=== SHORT EXERCISE ===
Transcribe each record below word for word.

=== EXTRACTED DATA ===
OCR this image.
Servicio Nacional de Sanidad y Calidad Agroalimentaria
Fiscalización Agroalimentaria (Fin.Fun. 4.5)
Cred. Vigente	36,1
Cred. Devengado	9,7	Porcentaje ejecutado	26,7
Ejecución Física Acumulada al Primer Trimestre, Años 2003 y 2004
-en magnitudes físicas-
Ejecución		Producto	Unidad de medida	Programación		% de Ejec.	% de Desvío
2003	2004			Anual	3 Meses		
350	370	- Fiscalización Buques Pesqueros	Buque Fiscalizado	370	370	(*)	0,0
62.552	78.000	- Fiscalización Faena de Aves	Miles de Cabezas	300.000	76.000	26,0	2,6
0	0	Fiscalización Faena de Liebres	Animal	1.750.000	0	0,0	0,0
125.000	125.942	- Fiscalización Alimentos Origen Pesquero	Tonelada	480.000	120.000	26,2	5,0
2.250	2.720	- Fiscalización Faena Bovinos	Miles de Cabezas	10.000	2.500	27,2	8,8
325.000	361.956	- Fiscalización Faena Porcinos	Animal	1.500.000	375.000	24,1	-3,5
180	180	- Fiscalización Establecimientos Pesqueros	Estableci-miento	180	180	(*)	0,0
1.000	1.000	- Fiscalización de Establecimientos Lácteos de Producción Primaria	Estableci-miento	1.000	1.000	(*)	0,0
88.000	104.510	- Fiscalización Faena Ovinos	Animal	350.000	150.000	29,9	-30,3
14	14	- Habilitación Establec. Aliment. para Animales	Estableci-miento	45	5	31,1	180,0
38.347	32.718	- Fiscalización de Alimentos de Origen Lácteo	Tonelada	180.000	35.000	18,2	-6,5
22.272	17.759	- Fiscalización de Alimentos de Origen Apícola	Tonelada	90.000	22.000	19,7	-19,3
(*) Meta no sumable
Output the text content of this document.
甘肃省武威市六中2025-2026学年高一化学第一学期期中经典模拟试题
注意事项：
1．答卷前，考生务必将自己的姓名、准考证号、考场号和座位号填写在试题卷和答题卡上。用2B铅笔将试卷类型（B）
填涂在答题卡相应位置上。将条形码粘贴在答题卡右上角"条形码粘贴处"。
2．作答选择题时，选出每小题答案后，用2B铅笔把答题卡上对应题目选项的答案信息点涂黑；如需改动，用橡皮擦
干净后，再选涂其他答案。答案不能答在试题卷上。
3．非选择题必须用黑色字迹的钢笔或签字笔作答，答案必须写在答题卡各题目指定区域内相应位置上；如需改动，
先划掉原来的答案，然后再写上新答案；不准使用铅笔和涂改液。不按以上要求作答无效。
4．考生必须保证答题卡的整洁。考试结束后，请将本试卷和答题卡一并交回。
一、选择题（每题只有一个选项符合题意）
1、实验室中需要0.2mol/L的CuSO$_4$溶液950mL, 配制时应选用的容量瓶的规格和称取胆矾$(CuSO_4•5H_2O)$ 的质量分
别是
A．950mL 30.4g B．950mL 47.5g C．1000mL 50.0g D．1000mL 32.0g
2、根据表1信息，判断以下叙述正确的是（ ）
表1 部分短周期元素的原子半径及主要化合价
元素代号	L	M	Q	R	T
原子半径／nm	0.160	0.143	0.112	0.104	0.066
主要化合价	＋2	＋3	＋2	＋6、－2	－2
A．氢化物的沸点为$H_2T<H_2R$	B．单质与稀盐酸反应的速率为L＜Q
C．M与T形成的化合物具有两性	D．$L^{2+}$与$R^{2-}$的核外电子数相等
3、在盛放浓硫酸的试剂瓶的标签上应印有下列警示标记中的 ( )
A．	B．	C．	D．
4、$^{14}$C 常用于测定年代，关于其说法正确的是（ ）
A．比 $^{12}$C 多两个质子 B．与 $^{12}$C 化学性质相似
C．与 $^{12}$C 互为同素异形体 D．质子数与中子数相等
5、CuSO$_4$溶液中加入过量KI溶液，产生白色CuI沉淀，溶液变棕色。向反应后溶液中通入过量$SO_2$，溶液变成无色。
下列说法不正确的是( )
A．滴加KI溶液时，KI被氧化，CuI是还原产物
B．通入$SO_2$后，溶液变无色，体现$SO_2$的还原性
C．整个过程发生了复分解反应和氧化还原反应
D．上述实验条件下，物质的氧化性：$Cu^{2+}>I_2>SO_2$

=== ANSWER BELOW ===
OCR this image.
Servicio Nacional de Sanidad y Calidad Agroalimentaria
Fiscalización Agroalimentaria (Fin.Fun. 4.5)
Cred. Vigente	36,1
Cred. Devengado	9,7	Porcentaje ejecutado	26,7
Ejecución Física Acumulada al Primer Trimestre, Años 2003 y 2004
-en magnitudes físicas-
Ejecución		Producto	Unidad de medida	Programación		% de Ejec.	% de Desvío
2003	2004			Anual	3 Meses		
350	370	- Fiscalización Buques Pesqueros	Buque Fiscalizado	370	370	(*)	0,0
62.552	78.000	- Fiscalización Faena de Aves	Miles de Cabezas	300.000	76.000	26,0	2,6
0	0	Fiscalización Faena de Liebres	Animal	1.750.000	0	0,0	0,0
125.000	125.942	- Fiscalización Alimentos Origen Pesquero	Tonelada	480.000	120.000	26,2	5,0
2.250	2.720	- Fiscalización Faena Bovinos	Miles de Cabezas	10.000	2.500	27,2	8,8
325.000	361.956	- Fiscalización Faena Porcinos	Animal	1.500.000	375.000	24,1	-3,5
180	180	- Fiscalización Establecimientos Pesqueros	Estableci-miento	180	180	(*)	0,0
1.000	1.000	- Fiscalización de Establecimientos Lácteos de Producción Primaria	Estableci-miento	1.000	1.000	(*)	0,0
88.000	104.510	- Fiscalización Faena Ovinos	Animal	350.000	150.000	29,9	-30,3
14	14	- Habilitación Establec. Aliment. para Animales	Estableci-miento	45	5	31,1	180,0
38.347	32.718	- Fiscalización de Alimentos de Origen Lácteo	Tonelada	180.000	35.000	18,2	-6,5
22.272	17.759	- Fiscalización de Alimentos de Origen Apícola	Tonelada	90.000	22.000	19,7	-19,3
(*) Meta no sumable
Output the text content of this document.
甘肃省武威市六中2025-2026学年高一化学第一学期期中经典模拟试题
注意事项：
1．答卷前，考生务必将自己的姓名、准考证号、考场号和座位号填写在试题卷和答题卡上。用2B铅笔将试卷类型（B）
填涂在答题卡相应位置上。将条形码粘贴在答题卡右上角"条形码粘贴处"。
2．作答选择题时，选出每小题答案后，用2B铅笔把答题卡上对应题目选项的答案信息点涂黑；如需改动，用橡皮擦
干净后，再选涂其他答案。答案不能答在试题卷上。
3．非选择题必须用黑色字迹的钢笔或签字笔作答，答案必须写在答题卡各题目指定区域内相应位置上；如需改动，
先划掉原来的答案，然后再写上新答案；不准使用铅笔和涂改液。不按以上要求作答无效。
4．考生必须保证答题卡的整洁。考试结束后，请将本试卷和答题卡一并交回。
一、选择题（每题只有一个选项符合题意）
1、实验室中需要0.2mol/L的CuSO$_4$溶液950mL, 配制时应选用的容量瓶的规格和称取胆矾$(CuSO_4•5H_2O)$ 的质量分
别是
A．950mL 30.4g B．950mL 47.5g C．1000mL 50.0g D．1000mL 32.0g
2、根据表1信息，判断以下叙述正确的是（ ）
表1 部分短周期元素的原子半径及主要化合价
元素代号	L	M	Q	R	T
原子半径／nm	0.160	0.143	0.112	0.104	0.066
主要化合价	＋2	＋3	＋2	＋6、－2	－2
A．氢化物的沸点为$H_2T<H_2R$	B．单质与稀盐酸反应的速率为L＜Q
C．M与T形成的化合物具有两性	D．$L^{2+}$与$R^{2-}$的核外电子数相等
3、在盛放浓硫酸的试剂瓶的标签上应印有下列警示标记中的 ( )
A．	B．	C．	D．
4、$^{14}$C 常用于测定年代，关于其说法正确的是（ ）
A．比 $^{12}$C 多两个质子 B．与 $^{12}$C 化学性质相似
C．与 $^{12}$C 互为同素异形体 D．质子数与中子数相等
5、CuSO$_4$溶液中加入过量KI溶液，产生白色CuI沉淀，溶液变棕色。向反应后溶液中通入过量$SO_2$，溶液变成无色。
下列说法不正确的是( )
A．滴加KI溶液时，KI被氧化，CuI是还原产物
B．通入$SO_2$后，溶液变无色，体现$SO_2$的还原性
C．整个过程发生了复分解反应和氧化还原反应
D．上述实验条件下，物质的氧化性：$Cu^{2+}>I_2>SO_2$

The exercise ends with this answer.